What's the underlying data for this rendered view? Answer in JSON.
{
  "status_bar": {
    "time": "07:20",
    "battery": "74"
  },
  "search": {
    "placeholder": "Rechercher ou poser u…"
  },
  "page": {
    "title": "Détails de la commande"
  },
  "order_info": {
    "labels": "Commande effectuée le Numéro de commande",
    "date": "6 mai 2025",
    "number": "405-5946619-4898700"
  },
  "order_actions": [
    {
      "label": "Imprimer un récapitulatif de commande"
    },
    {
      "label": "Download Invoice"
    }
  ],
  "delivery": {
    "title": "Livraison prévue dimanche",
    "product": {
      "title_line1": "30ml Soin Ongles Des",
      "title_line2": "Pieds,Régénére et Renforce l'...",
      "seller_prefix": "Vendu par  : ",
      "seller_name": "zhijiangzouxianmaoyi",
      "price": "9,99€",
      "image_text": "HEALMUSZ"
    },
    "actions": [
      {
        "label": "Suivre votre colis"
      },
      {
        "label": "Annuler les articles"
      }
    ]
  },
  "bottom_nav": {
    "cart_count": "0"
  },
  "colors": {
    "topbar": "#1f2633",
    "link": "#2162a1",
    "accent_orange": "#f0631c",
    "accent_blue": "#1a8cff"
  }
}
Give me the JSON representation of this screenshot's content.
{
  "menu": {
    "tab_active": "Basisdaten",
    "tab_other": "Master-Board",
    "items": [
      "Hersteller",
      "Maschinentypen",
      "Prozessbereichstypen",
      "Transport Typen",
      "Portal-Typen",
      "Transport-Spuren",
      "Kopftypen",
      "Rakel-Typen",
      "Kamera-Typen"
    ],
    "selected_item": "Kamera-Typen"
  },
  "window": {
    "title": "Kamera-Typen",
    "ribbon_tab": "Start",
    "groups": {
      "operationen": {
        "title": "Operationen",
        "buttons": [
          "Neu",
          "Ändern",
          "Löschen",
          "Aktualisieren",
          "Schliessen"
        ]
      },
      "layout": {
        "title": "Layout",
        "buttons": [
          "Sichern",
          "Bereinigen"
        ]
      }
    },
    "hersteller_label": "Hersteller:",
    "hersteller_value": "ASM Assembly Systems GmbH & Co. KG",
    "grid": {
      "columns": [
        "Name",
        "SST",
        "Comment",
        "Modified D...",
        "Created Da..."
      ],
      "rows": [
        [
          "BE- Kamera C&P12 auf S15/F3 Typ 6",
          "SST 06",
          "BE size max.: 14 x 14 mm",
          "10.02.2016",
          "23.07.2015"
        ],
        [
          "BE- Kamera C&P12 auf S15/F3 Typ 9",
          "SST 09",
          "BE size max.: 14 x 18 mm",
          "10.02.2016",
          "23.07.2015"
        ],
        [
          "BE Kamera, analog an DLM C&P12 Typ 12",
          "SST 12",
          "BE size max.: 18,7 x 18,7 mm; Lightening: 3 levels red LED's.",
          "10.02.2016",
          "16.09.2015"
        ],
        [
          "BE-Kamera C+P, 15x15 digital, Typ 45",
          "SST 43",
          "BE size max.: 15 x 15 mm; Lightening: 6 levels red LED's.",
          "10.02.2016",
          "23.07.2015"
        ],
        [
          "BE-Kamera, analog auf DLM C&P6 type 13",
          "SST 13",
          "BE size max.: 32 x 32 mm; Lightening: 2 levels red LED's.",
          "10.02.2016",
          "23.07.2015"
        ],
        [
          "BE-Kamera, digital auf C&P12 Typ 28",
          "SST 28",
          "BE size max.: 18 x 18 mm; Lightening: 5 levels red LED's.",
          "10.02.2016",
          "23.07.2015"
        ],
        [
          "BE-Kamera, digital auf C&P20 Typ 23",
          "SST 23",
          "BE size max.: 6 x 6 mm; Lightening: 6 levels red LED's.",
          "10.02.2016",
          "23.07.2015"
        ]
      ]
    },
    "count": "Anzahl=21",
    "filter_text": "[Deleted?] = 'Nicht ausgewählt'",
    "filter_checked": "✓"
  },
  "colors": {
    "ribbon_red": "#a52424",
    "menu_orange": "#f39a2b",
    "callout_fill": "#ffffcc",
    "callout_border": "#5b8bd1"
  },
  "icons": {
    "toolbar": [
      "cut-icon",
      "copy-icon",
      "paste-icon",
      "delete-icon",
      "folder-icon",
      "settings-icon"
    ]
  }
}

----

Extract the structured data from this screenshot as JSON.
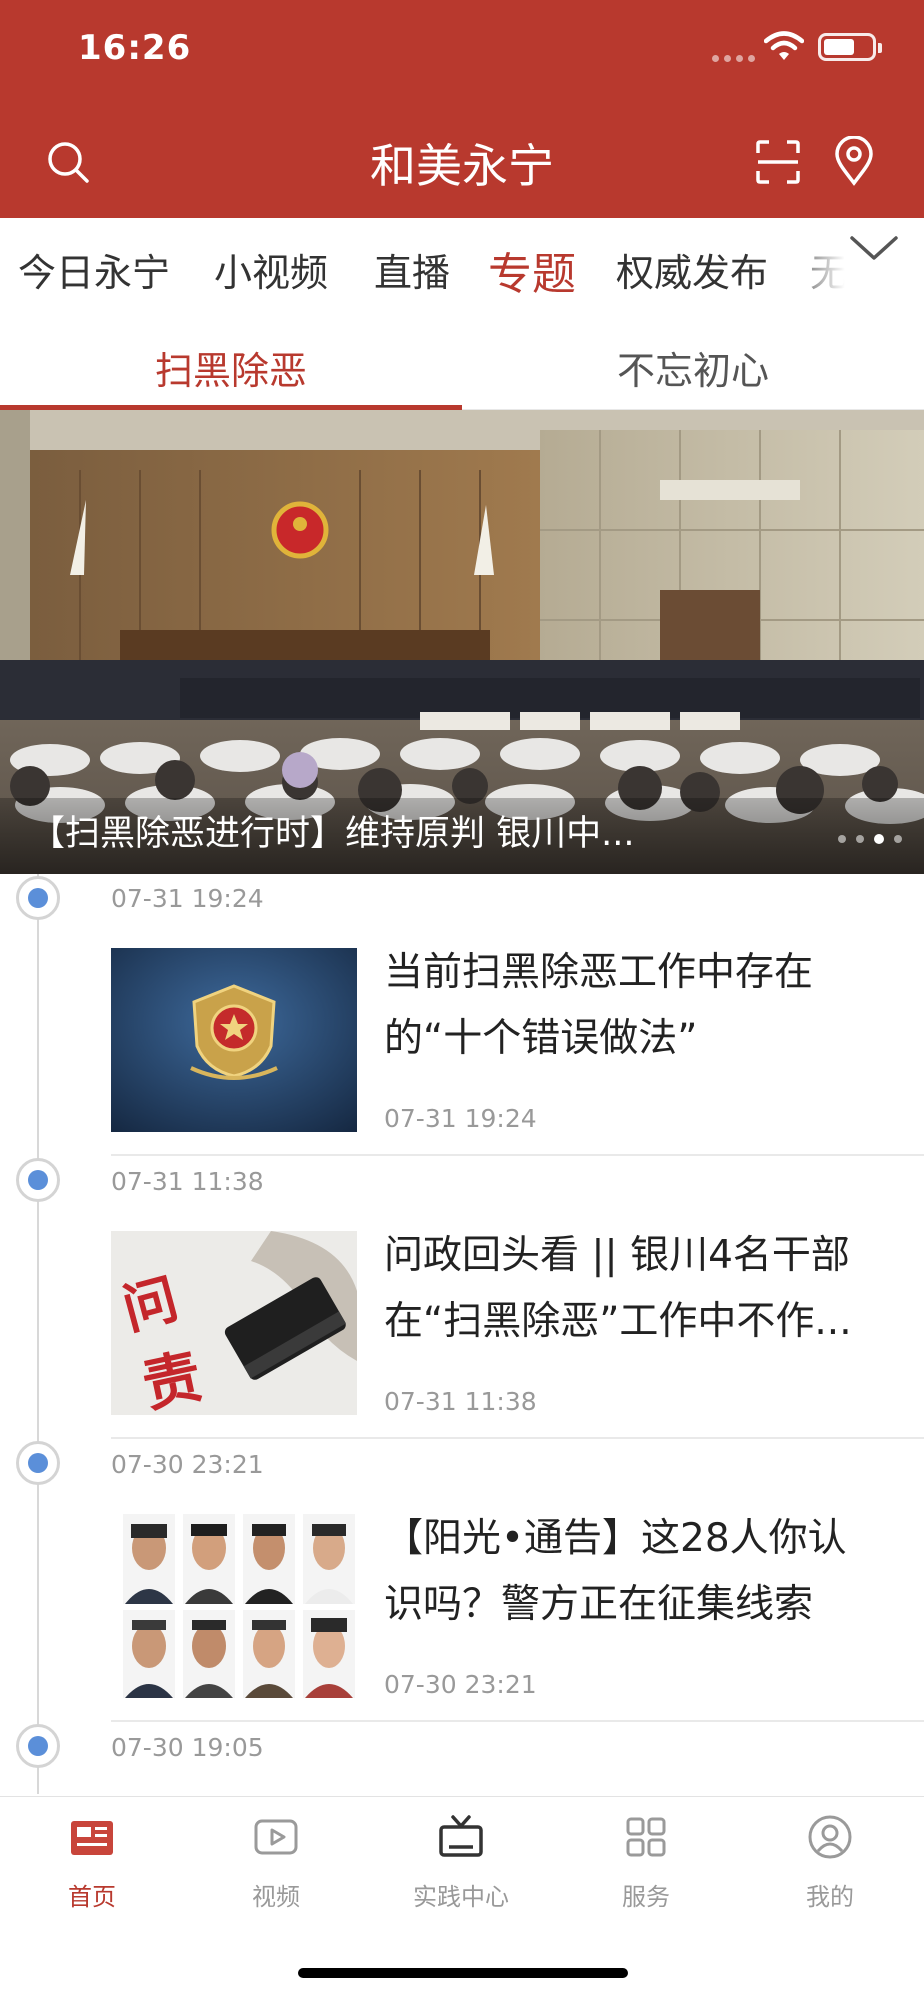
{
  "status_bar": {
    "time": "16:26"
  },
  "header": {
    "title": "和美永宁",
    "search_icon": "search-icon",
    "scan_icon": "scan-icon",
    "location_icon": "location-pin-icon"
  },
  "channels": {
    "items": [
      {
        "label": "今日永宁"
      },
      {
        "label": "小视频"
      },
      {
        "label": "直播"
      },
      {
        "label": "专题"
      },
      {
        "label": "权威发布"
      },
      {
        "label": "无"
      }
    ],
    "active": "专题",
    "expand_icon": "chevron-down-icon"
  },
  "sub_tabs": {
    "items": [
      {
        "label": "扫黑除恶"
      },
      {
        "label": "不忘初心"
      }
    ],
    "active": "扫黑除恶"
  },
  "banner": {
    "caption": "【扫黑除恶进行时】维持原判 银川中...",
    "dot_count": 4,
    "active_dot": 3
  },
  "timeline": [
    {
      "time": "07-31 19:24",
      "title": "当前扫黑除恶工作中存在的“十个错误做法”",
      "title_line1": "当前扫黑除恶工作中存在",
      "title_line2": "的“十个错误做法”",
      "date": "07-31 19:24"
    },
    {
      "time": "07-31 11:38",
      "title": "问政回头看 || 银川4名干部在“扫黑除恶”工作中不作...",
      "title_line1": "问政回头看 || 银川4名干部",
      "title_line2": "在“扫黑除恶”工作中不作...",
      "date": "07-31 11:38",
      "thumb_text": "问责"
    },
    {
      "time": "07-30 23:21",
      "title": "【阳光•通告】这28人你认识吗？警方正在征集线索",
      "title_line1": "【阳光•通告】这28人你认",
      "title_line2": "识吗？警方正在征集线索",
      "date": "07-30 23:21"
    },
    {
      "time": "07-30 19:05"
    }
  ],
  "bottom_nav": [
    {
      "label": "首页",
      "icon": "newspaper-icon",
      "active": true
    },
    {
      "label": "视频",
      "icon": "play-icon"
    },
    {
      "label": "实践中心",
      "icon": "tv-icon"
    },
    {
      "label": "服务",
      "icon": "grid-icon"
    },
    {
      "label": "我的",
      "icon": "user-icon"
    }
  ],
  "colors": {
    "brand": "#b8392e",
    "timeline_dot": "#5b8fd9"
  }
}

----

- _SET PROBLEM_:
In the entries above, find each line with the word "JSON" and copy it.

- _EXPECTED ANSWER_:
What's the underlying data for this rendered view? Answer in JSON.
Give me the JSON representation of this screenshot's content.
Extract the structured data from this screenshot as JSON.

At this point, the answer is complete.